--- INSTRUCTION ---
Send each entry back exactly as given, pictures excluded.

Data entries:
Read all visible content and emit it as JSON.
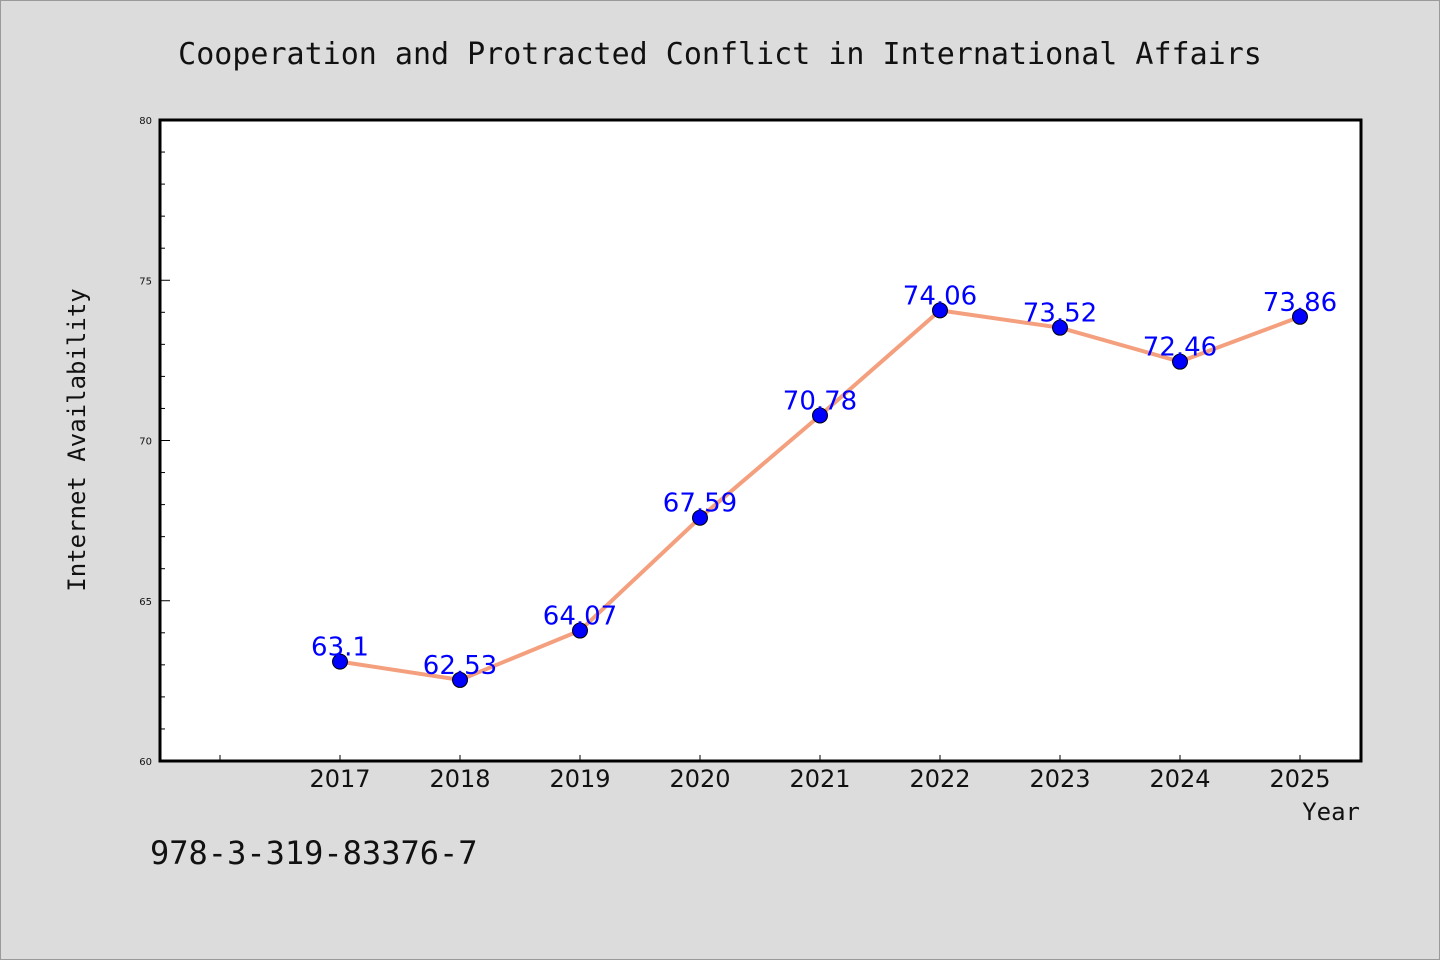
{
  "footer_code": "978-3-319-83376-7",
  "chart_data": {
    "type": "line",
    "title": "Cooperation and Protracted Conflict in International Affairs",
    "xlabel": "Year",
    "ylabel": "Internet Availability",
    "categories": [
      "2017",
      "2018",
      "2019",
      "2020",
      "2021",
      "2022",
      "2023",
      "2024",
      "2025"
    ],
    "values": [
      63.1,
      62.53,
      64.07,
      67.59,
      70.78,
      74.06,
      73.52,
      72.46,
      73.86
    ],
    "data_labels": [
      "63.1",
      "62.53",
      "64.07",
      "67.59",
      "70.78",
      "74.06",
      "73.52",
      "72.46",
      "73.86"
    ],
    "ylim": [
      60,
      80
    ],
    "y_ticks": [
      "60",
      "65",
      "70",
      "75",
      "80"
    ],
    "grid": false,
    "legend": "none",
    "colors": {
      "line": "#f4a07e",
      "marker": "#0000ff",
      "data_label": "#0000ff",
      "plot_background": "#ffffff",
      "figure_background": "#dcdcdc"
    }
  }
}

--- EXERCISE SOLUTION ---
Read all visible content and emit it as JSON.
{
  "footer_code": "978-3-319-83376-7",
  "chart_data": {
    "type": "line",
    "title": "Cooperation and Protracted Conflict in International Affairs",
    "xlabel": "Year",
    "ylabel": "Internet Availability",
    "categories": [
      "2017",
      "2018",
      "2019",
      "2020",
      "2021",
      "2022",
      "2023",
      "2024",
      "2025"
    ],
    "values": [
      63.1,
      62.53,
      64.07,
      67.59,
      70.78,
      74.06,
      73.52,
      72.46,
      73.86
    ],
    "data_labels": [
      "63.1",
      "62.53",
      "64.07",
      "67.59",
      "70.78",
      "74.06",
      "73.52",
      "72.46",
      "73.86"
    ],
    "ylim": [
      60,
      80
    ],
    "y_ticks": [
      "60",
      "65",
      "70",
      "75",
      "80"
    ],
    "grid": false,
    "legend": "none",
    "colors": {
      "line": "#f4a07e",
      "marker": "#0000ff",
      "data_label": "#0000ff",
      "plot_background": "#ffffff",
      "figure_background": "#dcdcdc"
    }
  }
}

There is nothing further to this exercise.